# Work required:
Starting with the line that holds "Type out the text in this image.", copy out each remaining line of the listing below, up to and including the last one, and include nothing else.

(Dataset entries)

┏━━

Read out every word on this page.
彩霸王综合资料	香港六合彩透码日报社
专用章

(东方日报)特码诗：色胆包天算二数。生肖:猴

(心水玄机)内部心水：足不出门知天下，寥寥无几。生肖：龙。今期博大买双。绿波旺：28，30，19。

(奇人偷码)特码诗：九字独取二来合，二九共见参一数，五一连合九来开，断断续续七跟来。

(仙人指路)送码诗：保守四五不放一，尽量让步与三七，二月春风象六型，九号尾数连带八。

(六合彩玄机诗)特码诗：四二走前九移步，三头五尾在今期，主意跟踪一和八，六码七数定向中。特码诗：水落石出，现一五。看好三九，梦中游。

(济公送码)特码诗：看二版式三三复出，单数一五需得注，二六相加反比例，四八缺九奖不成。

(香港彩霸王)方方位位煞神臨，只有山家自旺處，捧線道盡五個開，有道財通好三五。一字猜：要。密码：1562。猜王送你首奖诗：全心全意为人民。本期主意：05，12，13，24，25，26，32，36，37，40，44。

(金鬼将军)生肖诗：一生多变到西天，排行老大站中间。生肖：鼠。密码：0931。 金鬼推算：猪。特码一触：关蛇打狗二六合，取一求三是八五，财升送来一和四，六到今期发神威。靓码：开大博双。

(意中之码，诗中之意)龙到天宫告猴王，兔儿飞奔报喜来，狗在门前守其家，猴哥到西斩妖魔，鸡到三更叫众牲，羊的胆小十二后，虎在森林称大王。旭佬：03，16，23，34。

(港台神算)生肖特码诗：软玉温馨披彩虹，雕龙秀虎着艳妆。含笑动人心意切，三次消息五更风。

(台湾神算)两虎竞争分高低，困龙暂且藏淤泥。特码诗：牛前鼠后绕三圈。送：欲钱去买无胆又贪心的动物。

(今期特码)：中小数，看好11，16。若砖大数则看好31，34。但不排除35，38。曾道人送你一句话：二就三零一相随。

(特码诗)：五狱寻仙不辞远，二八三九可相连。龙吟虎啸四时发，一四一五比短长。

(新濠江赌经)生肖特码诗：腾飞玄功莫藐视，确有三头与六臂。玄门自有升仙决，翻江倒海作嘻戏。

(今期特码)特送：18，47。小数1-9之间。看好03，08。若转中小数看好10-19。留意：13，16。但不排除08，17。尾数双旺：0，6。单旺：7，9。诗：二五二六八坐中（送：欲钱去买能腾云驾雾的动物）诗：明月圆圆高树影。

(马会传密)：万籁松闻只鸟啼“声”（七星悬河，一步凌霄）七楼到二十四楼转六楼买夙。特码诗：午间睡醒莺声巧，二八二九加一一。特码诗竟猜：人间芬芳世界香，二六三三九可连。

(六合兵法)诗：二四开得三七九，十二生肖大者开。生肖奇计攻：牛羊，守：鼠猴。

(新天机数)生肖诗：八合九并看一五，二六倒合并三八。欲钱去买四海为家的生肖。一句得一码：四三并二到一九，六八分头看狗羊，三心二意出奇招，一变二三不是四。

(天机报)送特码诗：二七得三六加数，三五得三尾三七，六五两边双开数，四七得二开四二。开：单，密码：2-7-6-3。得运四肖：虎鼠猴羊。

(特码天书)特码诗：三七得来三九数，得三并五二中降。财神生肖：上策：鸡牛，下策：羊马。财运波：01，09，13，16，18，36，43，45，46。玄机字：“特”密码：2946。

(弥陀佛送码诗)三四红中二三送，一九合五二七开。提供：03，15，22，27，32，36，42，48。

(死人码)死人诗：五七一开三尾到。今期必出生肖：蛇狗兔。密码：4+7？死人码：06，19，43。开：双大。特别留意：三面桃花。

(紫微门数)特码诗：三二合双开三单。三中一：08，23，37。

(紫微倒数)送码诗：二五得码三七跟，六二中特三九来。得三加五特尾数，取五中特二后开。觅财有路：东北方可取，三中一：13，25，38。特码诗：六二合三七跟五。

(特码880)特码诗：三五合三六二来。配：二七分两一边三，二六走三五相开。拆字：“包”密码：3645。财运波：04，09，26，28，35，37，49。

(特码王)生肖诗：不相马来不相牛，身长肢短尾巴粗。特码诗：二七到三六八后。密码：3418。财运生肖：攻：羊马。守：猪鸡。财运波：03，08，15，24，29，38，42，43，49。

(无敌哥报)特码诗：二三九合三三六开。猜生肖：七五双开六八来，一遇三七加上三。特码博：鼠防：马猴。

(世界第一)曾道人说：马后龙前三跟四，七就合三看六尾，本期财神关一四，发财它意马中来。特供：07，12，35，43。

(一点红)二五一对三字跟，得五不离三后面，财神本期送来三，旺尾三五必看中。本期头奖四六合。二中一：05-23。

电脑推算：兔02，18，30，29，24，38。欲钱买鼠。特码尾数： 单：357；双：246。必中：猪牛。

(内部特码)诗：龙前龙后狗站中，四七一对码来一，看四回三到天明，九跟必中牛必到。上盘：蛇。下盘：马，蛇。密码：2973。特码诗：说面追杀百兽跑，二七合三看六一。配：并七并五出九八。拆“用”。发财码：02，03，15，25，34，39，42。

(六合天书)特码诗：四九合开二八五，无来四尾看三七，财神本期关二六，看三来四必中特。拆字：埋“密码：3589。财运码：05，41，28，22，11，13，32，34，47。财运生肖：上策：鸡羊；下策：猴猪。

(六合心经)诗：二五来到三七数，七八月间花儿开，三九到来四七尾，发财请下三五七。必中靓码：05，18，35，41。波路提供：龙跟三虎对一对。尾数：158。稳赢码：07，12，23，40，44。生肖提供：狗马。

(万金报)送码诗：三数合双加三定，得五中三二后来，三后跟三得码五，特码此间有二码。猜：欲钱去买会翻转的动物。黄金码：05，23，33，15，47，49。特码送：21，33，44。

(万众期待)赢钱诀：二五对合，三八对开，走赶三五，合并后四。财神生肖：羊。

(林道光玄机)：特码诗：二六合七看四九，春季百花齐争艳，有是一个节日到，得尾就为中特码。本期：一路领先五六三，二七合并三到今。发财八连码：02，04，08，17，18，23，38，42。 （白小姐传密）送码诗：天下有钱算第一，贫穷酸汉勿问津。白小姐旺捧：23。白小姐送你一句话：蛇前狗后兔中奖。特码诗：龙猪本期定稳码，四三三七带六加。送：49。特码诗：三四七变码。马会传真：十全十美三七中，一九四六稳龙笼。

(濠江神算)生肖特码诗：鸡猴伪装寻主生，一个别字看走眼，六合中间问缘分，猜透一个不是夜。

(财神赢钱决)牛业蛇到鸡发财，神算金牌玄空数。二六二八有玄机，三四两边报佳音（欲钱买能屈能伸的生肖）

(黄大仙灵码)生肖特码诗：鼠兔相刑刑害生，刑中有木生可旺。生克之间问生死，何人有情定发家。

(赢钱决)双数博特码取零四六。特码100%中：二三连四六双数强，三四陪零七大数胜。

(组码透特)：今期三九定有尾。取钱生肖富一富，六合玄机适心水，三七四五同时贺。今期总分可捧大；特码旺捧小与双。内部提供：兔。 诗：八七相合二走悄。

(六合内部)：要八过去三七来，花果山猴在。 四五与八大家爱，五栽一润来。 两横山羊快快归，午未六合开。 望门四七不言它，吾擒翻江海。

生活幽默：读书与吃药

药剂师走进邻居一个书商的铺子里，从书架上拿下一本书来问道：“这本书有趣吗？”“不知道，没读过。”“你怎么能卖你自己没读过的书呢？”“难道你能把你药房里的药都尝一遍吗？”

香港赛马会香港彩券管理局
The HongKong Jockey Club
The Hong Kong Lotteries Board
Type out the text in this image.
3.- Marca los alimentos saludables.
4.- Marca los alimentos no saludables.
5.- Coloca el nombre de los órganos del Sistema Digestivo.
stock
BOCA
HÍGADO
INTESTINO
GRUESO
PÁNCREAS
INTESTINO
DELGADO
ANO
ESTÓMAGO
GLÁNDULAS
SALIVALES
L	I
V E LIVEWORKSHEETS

┗━━

# In response:
Type out the text in this image.
3.- Marca los alimentos saludables.
4.- Marca los alimentos no saludables.
5.- Coloca el nombre de los órganos del Sistema Digestivo.
stock
BOCA
HÍGADO
INTESTINO
GRUESO
PÁNCREAS
INTESTINO
DELGADO
ANO
ESTÓMAGO
GLÁNDULAS
SALIVALES
L	I
V E LIVEWORKSHEETS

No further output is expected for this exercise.